La condition d’absence de liens de dépendance entre la société cédant la créance et la société apporteuse, quant à elle, est maintenue afin d’éviter de faciliter des schémas potentiellement artificiels. Par ailleurs, la loi n’interdit pas, comme auparavant, l’existence de liens de dépendance entre la société apporteuse et la société bénéficiaire de l’apport.
Cette mesure s’applique aux exercices clos à compter du 31 décembre 2020.
Nouveaux dispositifs adoptés pour les entreprises en conciliation
En principe, les abandons de créances à caractère commercial, pour pouvoir être déduits, doivent résulter d’une gestion normale de l’entreprise. La LF pour 2021 prévoit un nouveau dispositif de déduction, sans condition, des abandons de créance à caractère commercial consentis dans le cadre d’une conciliation ayant fait l’objet d’un accord constaté ou homologué.
Cette mesure est applicable aux abandons de créance consentis à compter du 1er janvier 2021.
Par ailleurs, les entreprises faisant l’objet d’une procédure de conciliation peuvent demander le remboursement anticipé de leur créance de carry back. Cette faculté concerne les créances constatées à compter du 1er janvier 2021.
L’absence d’exploitation des locaux par le locataire commercial ne justifie pas la résolution du bail
La résiliation judiciaire d’un bail commercial pour défaut d’exploitation des locaux ne peut pas être prononcée si aucune stipulation expresse du bail ne fait obligation au locataire d’exploiter son fonds de commerce dans les lieux loués.

§ ACTION REQUISE 1: Traduisez en anglais la phrase suivante du texte sélectionné : « La résiliation judiciaire d’un bail commercial pour défaut d’exploitation des locaux ne peut pas être prononcée si aucune stipulation expresse du bail ne fait obligation au locataire d’exploiter son fonds de commerce dans les lieux loués. »
§ ACTION REQUISE 2: Renvoyez à l'identique le passage du texte sélectionné qui va de « Par ailleurs, les » jusqu'à « constatées à compter du 1er janvier 2021. » inclus.
Vous n'aurez pas besoin des enregistrements.

§ ENREGISTREMENTS FOURNIS:
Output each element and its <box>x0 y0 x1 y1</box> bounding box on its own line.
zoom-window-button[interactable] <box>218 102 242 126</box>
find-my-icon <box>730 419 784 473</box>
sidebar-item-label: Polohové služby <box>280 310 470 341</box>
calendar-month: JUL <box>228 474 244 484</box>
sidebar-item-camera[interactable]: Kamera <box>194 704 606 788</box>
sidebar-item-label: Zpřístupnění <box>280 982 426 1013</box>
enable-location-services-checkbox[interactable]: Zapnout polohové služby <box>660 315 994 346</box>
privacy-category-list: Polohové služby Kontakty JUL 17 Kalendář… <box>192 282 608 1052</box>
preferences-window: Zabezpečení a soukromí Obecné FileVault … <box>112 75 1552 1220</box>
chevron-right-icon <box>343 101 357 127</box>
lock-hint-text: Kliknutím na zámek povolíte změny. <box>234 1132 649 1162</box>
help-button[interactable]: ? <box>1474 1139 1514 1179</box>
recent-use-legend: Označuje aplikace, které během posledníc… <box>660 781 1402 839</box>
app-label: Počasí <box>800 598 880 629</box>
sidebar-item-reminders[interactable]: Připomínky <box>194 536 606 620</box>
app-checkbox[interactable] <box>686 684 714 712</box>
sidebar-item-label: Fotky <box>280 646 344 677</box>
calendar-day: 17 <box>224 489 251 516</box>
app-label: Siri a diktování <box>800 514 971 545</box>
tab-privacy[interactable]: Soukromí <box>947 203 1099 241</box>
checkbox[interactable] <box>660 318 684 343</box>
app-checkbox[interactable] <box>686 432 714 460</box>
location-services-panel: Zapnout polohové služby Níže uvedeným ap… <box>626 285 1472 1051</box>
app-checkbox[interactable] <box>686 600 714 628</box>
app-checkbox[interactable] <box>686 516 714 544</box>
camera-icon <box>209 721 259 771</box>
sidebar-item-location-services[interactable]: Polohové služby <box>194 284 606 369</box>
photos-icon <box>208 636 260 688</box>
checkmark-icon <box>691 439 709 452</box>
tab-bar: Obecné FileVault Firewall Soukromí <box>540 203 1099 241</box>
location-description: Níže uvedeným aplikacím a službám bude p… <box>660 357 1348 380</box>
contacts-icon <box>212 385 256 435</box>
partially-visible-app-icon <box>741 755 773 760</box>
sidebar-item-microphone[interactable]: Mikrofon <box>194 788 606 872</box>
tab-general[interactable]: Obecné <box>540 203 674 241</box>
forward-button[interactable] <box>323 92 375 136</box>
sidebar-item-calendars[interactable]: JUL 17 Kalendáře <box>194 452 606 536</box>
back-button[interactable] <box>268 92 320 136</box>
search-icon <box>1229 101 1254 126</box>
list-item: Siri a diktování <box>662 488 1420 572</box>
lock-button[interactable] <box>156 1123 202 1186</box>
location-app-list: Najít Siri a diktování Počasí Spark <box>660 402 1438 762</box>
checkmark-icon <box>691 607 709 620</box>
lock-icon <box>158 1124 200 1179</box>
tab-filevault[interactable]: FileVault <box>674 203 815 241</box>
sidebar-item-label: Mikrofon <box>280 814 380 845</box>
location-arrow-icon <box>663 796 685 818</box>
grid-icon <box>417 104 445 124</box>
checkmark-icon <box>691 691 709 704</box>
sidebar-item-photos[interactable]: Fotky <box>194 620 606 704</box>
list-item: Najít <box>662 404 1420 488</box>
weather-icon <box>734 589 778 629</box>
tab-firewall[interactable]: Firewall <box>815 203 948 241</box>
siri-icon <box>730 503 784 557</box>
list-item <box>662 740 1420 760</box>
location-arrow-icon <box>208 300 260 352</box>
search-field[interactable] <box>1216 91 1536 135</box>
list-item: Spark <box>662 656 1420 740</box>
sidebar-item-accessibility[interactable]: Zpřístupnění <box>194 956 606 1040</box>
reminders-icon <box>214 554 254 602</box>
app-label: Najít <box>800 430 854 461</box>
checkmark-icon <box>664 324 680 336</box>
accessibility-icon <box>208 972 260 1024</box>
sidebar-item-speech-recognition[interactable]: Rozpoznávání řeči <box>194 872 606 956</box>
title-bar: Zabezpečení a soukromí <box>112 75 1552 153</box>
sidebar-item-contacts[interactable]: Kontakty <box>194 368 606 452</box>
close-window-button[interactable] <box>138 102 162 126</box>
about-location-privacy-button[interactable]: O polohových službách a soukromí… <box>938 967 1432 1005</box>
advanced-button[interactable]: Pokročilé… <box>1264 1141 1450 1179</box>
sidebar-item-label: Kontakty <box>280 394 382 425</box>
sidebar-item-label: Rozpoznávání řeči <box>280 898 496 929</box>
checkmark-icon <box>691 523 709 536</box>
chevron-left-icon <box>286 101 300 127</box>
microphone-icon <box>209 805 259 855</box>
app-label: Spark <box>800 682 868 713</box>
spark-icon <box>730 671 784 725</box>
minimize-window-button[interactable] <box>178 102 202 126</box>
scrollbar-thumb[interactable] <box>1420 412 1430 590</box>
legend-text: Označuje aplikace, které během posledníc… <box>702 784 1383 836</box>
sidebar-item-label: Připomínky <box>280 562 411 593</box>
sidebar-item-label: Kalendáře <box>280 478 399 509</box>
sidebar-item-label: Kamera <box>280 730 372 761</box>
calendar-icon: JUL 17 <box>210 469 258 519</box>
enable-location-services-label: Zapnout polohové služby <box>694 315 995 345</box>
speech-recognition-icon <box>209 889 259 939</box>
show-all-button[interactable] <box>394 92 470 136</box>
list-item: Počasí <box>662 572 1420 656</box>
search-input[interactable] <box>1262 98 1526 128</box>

§ RÉPONSE ATTENDUE 1: Judicial termination of a commercial lease for failure to operate the premises cannot be ordered if no express provision of the lease requires the tenant to operate its business in the leased premises.

§ RÉPONSE ATTENDUE 2:
Par ailleurs, les entreprises faisant l’objet d’une procédure de conciliation peuvent demander le remboursement anticipé de leur créance de carry back. Cette faculté concerne les créances constatées à compter du 1er janvier 2021.